* [WHAT THE EXERCISE ASKS]:
Please write out the material below exactly as given.

* [LISTED RECORDS]:

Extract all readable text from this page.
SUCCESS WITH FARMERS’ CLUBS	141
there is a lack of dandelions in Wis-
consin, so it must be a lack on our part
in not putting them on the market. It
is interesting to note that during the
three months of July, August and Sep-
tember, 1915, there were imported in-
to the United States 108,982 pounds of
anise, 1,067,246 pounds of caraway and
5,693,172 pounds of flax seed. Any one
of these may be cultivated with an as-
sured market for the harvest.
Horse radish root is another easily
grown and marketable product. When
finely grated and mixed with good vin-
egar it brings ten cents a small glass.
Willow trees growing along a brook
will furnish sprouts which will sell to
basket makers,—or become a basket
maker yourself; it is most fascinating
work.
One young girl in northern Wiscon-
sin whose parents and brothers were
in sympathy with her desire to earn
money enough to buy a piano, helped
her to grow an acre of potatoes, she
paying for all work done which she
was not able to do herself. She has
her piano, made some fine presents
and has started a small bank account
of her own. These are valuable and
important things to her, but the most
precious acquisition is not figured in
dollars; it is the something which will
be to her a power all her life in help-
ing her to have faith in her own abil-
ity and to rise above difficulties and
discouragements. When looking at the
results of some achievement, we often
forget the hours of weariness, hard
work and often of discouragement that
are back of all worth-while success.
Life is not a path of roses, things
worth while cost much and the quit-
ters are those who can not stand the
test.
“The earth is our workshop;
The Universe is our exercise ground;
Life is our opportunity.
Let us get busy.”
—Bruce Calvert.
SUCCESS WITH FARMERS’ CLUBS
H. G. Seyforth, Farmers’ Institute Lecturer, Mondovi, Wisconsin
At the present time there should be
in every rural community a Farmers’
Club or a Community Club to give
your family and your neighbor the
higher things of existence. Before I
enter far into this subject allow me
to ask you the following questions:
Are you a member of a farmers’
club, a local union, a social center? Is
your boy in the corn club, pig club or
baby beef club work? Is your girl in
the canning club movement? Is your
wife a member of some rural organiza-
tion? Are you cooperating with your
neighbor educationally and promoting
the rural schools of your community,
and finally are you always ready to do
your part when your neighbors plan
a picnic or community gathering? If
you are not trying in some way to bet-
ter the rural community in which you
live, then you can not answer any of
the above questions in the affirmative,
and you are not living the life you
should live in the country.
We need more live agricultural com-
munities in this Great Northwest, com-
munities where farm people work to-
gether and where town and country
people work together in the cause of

* [CORRECT OUTPUT]:
Extract all readable text from this page.
SUCCESS WITH FARMERS’ CLUBS	141
there is a lack of dandelions in Wis-
consin, so it must be a lack on our part
in not putting them on the market. It
is interesting to note that during the
three months of July, August and Sep-
tember, 1915, there were imported in-
to the United States 108,982 pounds of
anise, 1,067,246 pounds of caraway and
5,693,172 pounds of flax seed. Any one
of these may be cultivated with an as-
sured market for the harvest.
Horse radish root is another easily
grown and marketable product. When
finely grated and mixed with good vin-
egar it brings ten cents a small glass.
Willow trees growing along a brook
will furnish sprouts which will sell to
basket makers,—or become a basket
maker yourself; it is most fascinating
work.
One young girl in northern Wiscon-
sin whose parents and brothers were
in sympathy with her desire to earn
money enough to buy a piano, helped
her to grow an acre of potatoes, she
paying for all work done which she
was not able to do herself. She has
her piano, made some fine presents
and has started a small bank account
of her own. These are valuable and
important things to her, but the most
precious acquisition is not figured in
dollars; it is the something which will
be to her a power all her life in help-
ing her to have faith in her own abil-
ity and to rise above difficulties and
discouragements. When looking at the
results of some achievement, we often
forget the hours of weariness, hard
work and often of discouragement that
are back of all worth-while success.
Life is not a path of roses, things
worth while cost much and the quit-
ters are those who can not stand the
test.
“The earth is our workshop;
The Universe is our exercise ground;
Life is our opportunity.
Let us get busy.”
—Bruce Calvert.
SUCCESS WITH FARMERS’ CLUBS
H. G. Seyforth, Farmers’ Institute Lecturer, Mondovi, Wisconsin
At the present time there should be
in every rural community a Farmers’
Club or a Community Club to give
your family and your neighbor the
higher things of existence. Before I
enter far into this subject allow me
to ask you the following questions:
Are you a member of a farmers’
club, a local union, a social center? Is
your boy in the corn club, pig club or
baby beef club work? Is your girl in
the canning club movement? Is your
wife a member of some rural organiza-
tion? Are you cooperating with your
neighbor educationally and promoting
the rural schools of your community,
and finally are you always ready to do
your part when your neighbors plan
a picnic or community gathering? If
you are not trying in some way to bet-
ter the rural community in which you
live, then you can not answer any of
the above questions in the affirmative,
and you are not living the life you
should live in the country.
We need more live agricultural com-
munities in this Great Northwest, com-
munities where farm people work to-
gether and where town and country
people work together in the cause of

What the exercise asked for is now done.